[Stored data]
☆ ☆ ☆

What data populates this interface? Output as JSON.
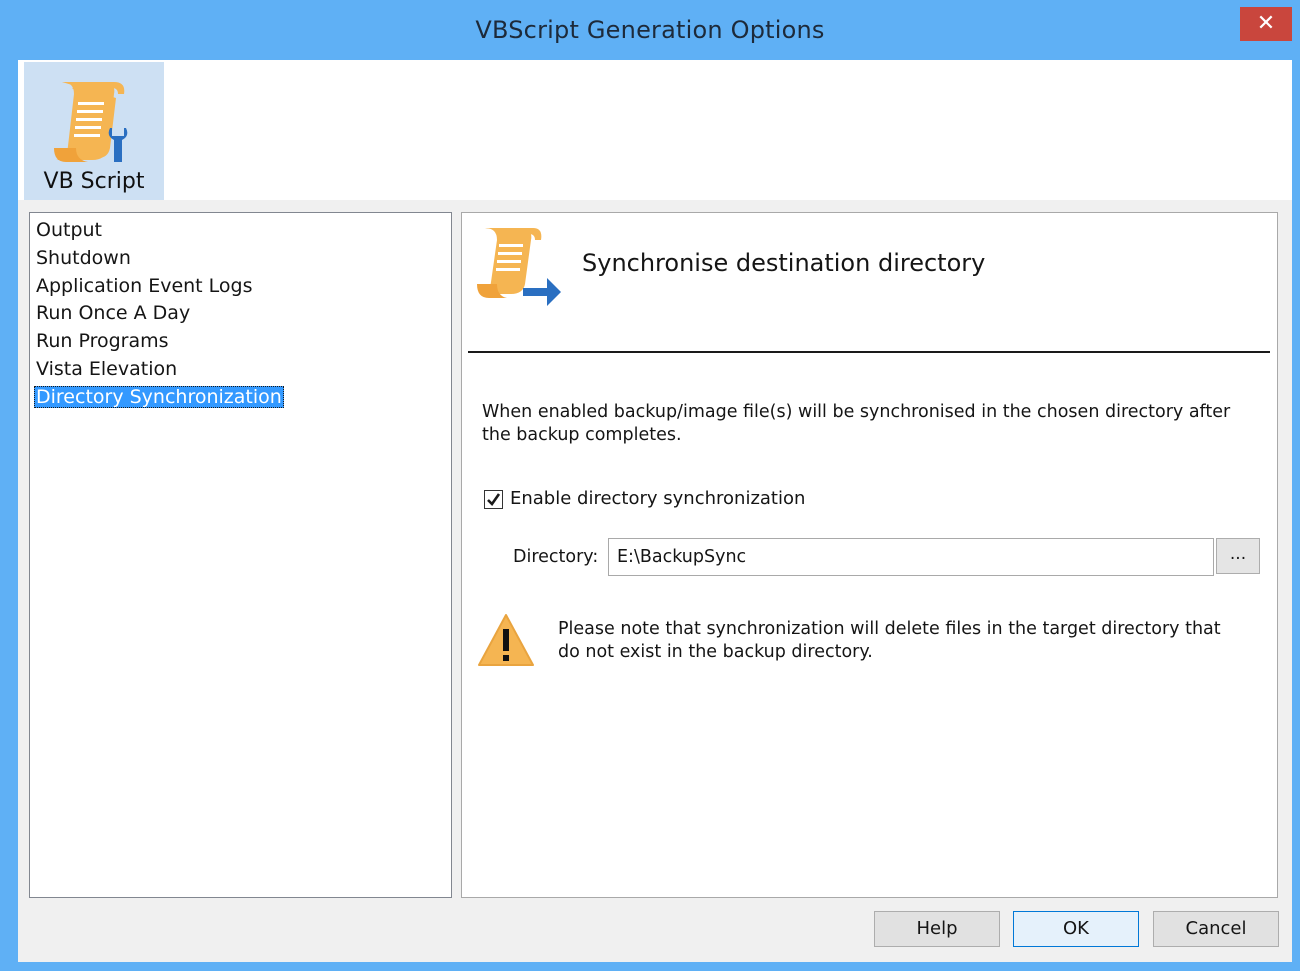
{
  "window": {
    "title": "VBScript Generation Options",
    "close_glyph": "✕"
  },
  "toolbar": {
    "items": [
      {
        "label": "VB Script",
        "icon": "vbscript-scroll-wrench-icon",
        "selected": true
      }
    ]
  },
  "nav": {
    "items": [
      {
        "label": "Output"
      },
      {
        "label": "Shutdown"
      },
      {
        "label": "Application Event Logs"
      },
      {
        "label": "Run Once A Day"
      },
      {
        "label": "Run Programs"
      },
      {
        "label": "Vista Elevation"
      },
      {
        "label": "Directory Synchronization",
        "selected": true
      }
    ]
  },
  "content": {
    "title": "Synchronise destination directory",
    "icon": "scroll-arrow-icon",
    "description": "When enabled backup/image file(s) will be synchronised in the chosen directory after the backup completes.",
    "enable_checkbox": {
      "label": "Enable directory synchronization",
      "checked": true
    },
    "directory": {
      "label": "Directory:",
      "value": "E:\\BackupSync"
    },
    "browse_label": "...",
    "warning_icon": "warning-triangle-icon",
    "warning_text": "Please note that synchronization will delete files in the target directory that do not exist in the backup directory."
  },
  "buttons": {
    "help": "Help",
    "ok": "OK",
    "cancel": "Cancel"
  },
  "colors": {
    "title_bar": "#5fb0f5",
    "close_button": "#c9463d",
    "selection": "#3399ff",
    "icon_orange": "#f5b552",
    "icon_blue": "#2a6fc1"
  }
}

☆ ☆ ☆

● **Requirement**: Extract the full listing exactly, with the pictures left out.

● **Solution to the problem**:
What data populates this interface? Output as JSON.
{
  "window": {
    "title": "VBScript Generation Options",
    "close_glyph": "✕"
  },
  "toolbar": {
    "items": [
      {
        "label": "VB Script",
        "icon": "vbscript-scroll-wrench-icon",
        "selected": true
      }
    ]
  },
  "nav": {
    "items": [
      {
        "label": "Output"
      },
      {
        "label": "Shutdown"
      },
      {
        "label": "Application Event Logs"
      },
      {
        "label": "Run Once A Day"
      },
      {
        "label": "Run Programs"
      },
      {
        "label": "Vista Elevation"
      },
      {
        "label": "Directory Synchronization",
        "selected": true
      }
    ]
  },
  "content": {
    "title": "Synchronise destination directory",
    "icon": "scroll-arrow-icon",
    "description": "When enabled backup/image file(s) will be synchronised in the chosen directory after the backup completes.",
    "enable_checkbox": {
      "label": "Enable directory synchronization",
      "checked": true
    },
    "directory": {
      "label": "Directory:",
      "value": "E:\\BackupSync"
    },
    "browse_label": "...",
    "warning_icon": "warning-triangle-icon",
    "warning_text": "Please note that synchronization will delete files in the target directory that do not exist in the backup directory."
  },
  "buttons": {
    "help": "Help",
    "ok": "OK",
    "cancel": "Cancel"
  },
  "colors": {
    "title_bar": "#5fb0f5",
    "close_button": "#c9463d",
    "selection": "#3399ff",
    "icon_orange": "#f5b552",
    "icon_blue": "#2a6fc1"
  }
}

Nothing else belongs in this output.